DATA ROWS:
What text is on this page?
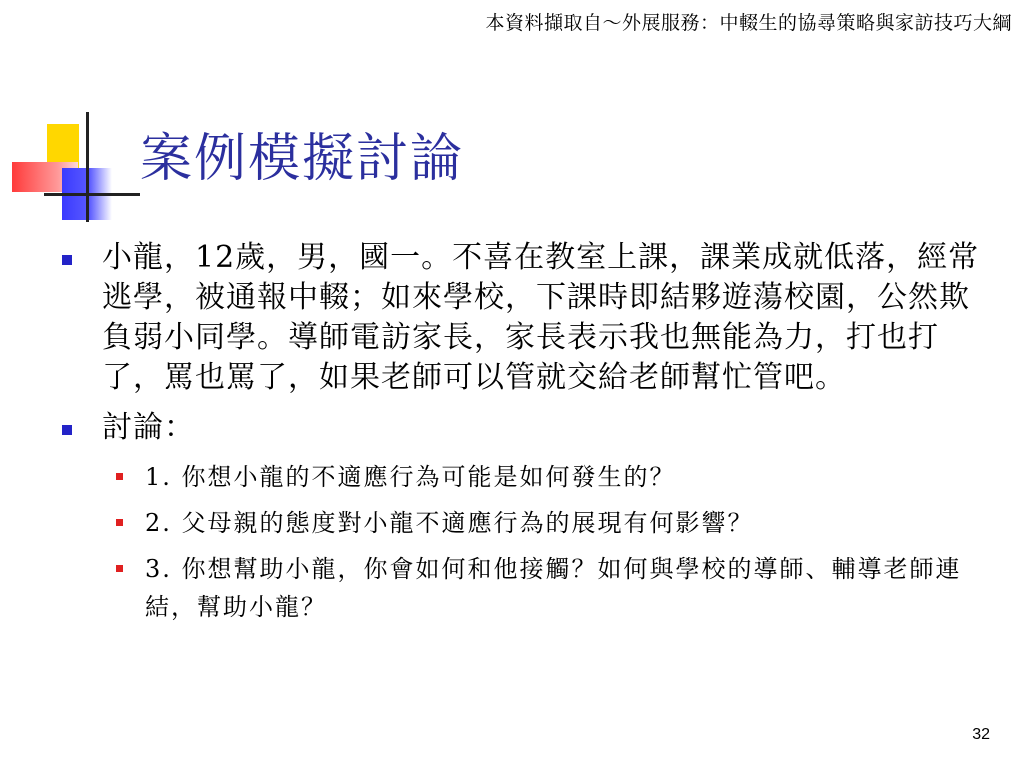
本資料擷取自～外展服務：中輟生的協尋策略與家訪技巧大綱
案例模擬討論
小龍，12歲，男，國一。不喜在教室上課，課業成就低落，經常逃學，被通報中輟；如來學校，下課時即結夥遊蕩校園，公然欺負弱小同學。導師電訪家長，家長表示我也無能為力，打也打了，罵也罵了，如果老師可以管就交給老師幫忙管吧。
討論：
1. 你想小龍的不適應行為可能是如何發生的？
2. 父母親的態度對小龍不適應行為的展現有何影響？
3. 你想幫助小龍，你會如何和他接觸？如何與學校的導師、輔導老師連結，幫助小龍？
32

DO THIS:
Pictures in the records should not appear in your copy, but everything else must be transcribed exactly.

OUTPUT BELOW:
What text is on this page?
本資料擷取自～外展服務：中輟生的協尋策略與家訪技巧大綱
案例模擬討論
小龍，12歲，男，國一。不喜在教室上課，課業成就低落，經常逃學，被通報中輟；如來學校，下課時即結夥遊蕩校園，公然欺負弱小同學。導師電訪家長，家長表示我也無能為力，打也打了，罵也罵了，如果老師可以管就交給老師幫忙管吧。
討論：
1. 你想小龍的不適應行為可能是如何發生的？
2. 父母親的態度對小龍不適應行為的展現有何影響？
3. 你想幫助小龍，你會如何和他接觸？如何與學校的導師、輔導老師連結，幫助小龍？
32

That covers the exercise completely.